§ **GIVEN TASK**: Collect each line of the entries that holds the string "microfiber".

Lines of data
========================================================================

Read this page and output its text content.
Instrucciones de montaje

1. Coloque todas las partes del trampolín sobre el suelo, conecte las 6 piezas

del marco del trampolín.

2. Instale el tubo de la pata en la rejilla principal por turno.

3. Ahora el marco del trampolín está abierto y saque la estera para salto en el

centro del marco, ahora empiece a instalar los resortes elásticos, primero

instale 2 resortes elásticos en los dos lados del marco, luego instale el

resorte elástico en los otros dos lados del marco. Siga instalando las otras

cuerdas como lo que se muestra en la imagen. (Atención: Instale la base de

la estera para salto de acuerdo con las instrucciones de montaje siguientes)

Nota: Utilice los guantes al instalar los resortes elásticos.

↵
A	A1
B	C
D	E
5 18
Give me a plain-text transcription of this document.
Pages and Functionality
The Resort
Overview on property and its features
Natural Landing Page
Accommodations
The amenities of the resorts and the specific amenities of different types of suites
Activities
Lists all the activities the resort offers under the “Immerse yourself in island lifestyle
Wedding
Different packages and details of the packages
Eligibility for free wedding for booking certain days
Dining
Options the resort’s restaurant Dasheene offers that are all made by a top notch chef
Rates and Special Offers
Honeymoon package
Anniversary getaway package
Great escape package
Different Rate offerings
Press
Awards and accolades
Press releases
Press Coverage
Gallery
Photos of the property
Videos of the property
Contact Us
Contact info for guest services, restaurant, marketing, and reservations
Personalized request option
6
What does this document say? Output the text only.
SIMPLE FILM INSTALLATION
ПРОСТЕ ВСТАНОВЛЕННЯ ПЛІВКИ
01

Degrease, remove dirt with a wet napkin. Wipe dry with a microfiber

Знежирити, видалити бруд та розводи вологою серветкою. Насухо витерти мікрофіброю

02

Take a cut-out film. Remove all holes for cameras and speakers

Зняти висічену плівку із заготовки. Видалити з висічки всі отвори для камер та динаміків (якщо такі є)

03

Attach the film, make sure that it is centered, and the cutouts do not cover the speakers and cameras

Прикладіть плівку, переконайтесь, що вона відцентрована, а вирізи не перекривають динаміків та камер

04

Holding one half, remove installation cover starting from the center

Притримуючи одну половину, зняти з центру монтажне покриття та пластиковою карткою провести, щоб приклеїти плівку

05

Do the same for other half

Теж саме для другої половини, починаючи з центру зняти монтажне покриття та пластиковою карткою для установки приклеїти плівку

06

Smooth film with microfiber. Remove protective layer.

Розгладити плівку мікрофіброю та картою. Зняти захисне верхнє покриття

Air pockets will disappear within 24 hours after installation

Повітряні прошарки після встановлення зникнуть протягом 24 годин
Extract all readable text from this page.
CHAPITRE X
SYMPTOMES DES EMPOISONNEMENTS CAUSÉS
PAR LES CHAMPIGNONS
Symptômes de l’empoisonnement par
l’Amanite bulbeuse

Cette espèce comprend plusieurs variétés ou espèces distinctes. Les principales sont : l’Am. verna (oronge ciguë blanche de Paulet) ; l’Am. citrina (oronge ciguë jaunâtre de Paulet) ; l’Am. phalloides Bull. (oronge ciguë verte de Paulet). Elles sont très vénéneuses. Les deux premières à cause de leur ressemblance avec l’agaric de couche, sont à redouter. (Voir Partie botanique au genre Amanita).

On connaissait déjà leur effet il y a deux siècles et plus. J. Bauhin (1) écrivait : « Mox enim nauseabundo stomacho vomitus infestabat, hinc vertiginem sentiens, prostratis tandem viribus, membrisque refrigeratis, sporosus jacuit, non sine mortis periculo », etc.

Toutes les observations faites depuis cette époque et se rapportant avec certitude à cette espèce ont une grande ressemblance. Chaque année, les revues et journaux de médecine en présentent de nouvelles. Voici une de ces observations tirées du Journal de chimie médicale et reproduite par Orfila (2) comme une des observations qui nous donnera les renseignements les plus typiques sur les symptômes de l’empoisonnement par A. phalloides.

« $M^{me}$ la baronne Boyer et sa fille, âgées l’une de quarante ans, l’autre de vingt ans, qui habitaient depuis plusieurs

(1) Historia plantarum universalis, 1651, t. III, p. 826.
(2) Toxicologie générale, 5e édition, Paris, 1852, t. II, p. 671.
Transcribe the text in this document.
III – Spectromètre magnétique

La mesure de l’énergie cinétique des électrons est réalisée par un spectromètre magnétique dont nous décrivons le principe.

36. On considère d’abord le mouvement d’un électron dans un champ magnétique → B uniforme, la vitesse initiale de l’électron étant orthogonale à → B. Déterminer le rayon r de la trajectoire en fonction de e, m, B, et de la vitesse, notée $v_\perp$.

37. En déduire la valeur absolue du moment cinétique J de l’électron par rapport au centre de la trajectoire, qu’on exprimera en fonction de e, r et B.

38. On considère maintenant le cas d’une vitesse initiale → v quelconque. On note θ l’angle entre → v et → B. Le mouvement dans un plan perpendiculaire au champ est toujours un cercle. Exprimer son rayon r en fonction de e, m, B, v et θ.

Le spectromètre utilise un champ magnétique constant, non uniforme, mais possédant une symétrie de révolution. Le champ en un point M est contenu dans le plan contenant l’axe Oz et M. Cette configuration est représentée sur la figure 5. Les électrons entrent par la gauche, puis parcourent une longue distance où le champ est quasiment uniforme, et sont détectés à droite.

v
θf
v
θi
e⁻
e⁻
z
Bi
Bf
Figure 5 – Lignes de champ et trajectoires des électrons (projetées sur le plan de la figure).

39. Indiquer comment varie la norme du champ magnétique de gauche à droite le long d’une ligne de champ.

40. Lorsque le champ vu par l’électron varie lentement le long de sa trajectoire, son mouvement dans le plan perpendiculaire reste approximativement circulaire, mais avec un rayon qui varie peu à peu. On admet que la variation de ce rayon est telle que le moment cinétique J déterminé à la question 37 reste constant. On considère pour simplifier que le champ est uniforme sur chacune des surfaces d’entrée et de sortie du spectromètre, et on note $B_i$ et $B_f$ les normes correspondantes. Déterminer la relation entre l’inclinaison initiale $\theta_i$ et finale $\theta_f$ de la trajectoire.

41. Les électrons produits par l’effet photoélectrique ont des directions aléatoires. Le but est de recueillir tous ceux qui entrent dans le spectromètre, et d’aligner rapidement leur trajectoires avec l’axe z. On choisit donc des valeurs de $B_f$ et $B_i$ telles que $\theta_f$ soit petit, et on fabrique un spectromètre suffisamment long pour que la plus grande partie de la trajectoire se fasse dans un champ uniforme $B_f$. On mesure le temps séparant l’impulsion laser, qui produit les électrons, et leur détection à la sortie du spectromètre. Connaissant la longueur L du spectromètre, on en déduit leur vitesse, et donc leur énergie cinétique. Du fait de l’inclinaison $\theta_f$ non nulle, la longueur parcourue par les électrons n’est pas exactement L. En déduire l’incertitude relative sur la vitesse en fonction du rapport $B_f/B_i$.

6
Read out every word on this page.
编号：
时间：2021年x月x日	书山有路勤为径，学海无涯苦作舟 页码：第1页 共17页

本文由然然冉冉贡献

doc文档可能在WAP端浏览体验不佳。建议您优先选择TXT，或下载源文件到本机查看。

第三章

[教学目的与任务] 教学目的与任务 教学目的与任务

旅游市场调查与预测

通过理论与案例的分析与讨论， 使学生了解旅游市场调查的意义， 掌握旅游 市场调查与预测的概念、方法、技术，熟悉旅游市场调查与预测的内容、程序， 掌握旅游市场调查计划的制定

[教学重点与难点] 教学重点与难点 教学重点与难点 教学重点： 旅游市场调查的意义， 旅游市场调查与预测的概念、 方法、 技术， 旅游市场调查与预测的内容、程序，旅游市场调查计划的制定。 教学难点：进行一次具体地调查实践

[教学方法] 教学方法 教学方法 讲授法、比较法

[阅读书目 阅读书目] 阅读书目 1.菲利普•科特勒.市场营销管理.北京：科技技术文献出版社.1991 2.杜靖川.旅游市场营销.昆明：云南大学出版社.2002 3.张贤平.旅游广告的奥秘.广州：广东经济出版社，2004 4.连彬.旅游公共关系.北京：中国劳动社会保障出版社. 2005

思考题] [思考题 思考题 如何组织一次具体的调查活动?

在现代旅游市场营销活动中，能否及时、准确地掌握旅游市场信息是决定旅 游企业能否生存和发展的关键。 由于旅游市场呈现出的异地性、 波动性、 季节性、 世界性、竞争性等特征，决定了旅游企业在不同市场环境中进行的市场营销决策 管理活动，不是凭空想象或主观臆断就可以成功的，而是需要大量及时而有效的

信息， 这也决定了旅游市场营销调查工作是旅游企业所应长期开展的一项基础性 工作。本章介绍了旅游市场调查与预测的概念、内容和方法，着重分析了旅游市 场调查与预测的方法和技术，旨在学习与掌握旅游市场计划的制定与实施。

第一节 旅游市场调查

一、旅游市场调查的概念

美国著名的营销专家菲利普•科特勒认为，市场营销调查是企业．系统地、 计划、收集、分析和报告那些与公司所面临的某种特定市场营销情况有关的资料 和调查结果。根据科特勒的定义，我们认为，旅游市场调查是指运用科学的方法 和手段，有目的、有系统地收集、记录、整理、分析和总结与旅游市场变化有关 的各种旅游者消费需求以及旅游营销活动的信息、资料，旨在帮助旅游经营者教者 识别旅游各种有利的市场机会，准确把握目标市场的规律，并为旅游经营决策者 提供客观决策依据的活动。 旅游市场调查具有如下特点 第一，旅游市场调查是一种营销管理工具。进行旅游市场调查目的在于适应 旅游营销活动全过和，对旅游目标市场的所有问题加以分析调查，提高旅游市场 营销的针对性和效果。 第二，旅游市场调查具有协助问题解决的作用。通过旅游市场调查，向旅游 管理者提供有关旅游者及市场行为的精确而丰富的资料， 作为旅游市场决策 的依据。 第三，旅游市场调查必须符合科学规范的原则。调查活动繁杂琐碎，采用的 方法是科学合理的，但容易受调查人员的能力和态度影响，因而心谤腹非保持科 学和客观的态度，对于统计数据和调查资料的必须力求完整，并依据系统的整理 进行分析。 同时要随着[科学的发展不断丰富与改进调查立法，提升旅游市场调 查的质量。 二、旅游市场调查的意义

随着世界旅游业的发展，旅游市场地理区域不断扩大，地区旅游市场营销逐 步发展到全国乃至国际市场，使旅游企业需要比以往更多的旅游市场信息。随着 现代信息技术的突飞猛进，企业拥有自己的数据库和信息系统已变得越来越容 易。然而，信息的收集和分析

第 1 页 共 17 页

========================================================================

§ **TASK RESPONSE**:
Degrease, remove dirt with a wet napkin. Wipe dry with a microfiber
Smooth film with microfiber. Remove protective layer.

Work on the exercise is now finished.